Stored records
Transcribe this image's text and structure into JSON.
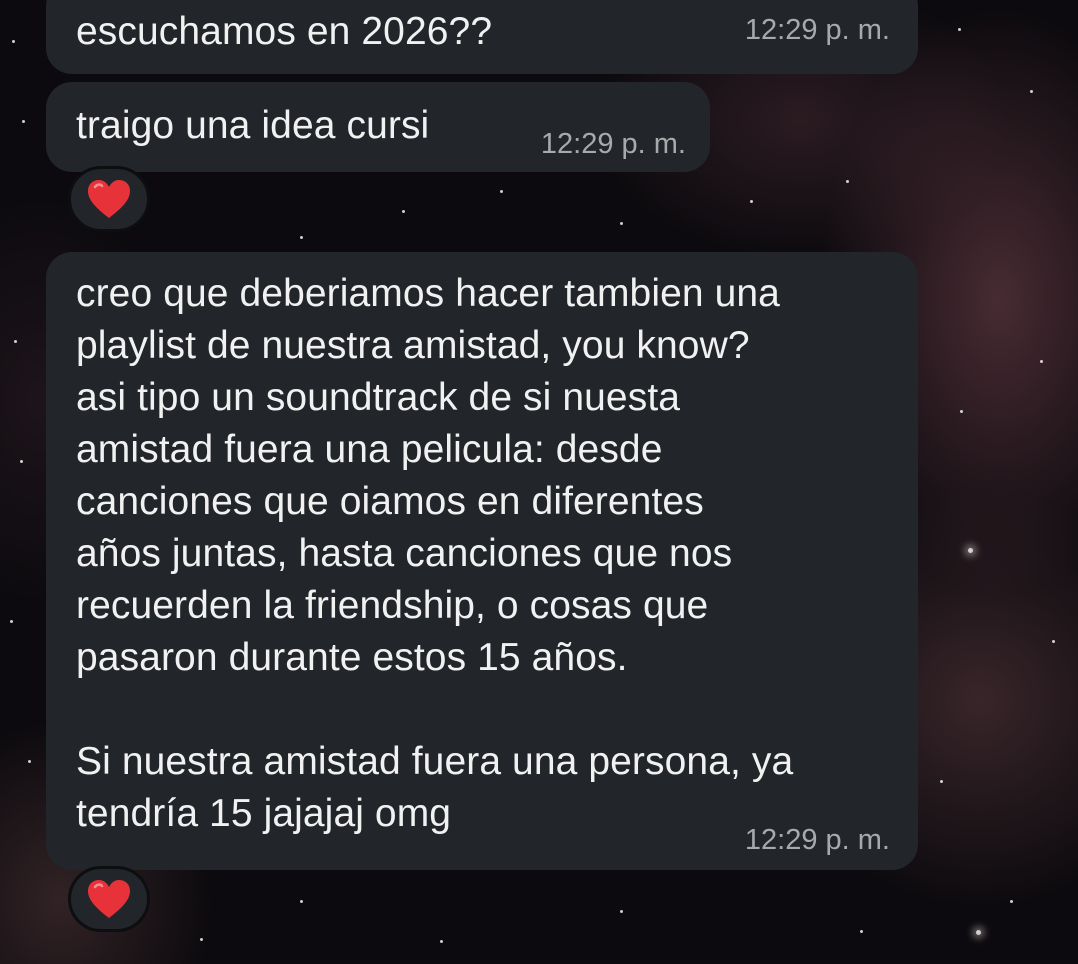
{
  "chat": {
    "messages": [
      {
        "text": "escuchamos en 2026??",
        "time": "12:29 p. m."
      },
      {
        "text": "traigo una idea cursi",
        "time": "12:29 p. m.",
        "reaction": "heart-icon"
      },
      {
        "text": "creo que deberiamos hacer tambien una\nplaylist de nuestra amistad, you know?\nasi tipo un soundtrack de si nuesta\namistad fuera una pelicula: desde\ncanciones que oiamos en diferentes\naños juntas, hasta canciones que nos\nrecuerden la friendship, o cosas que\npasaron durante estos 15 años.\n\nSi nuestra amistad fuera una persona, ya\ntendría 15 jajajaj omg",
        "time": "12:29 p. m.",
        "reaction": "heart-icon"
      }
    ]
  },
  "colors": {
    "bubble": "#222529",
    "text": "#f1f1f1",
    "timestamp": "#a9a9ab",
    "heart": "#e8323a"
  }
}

◆ The request
Repeat the records above exactly, leaving out the pictures.

◆ Completed task
Transcribe this image's text and structure into JSON.
{
  "chat": {
    "messages": [
      {
        "text": "escuchamos en 2026??",
        "time": "12:29 p. m."
      },
      {
        "text": "traigo una idea cursi",
        "time": "12:29 p. m.",
        "reaction": "heart-icon"
      },
      {
        "text": "creo que deberiamos hacer tambien una\nplaylist de nuestra amistad, you know?\nasi tipo un soundtrack de si nuesta\namistad fuera una pelicula: desde\ncanciones que oiamos en diferentes\naños juntas, hasta canciones que nos\nrecuerden la friendship, o cosas que\npasaron durante estos 15 años.\n\nSi nuestra amistad fuera una persona, ya\ntendría 15 jajajaj omg",
        "time": "12:29 p. m.",
        "reaction": "heart-icon"
      }
    ]
  },
  "colors": {
    "bubble": "#222529",
    "text": "#f1f1f1",
    "timestamp": "#a9a9ab",
    "heart": "#e8323a"
  }
}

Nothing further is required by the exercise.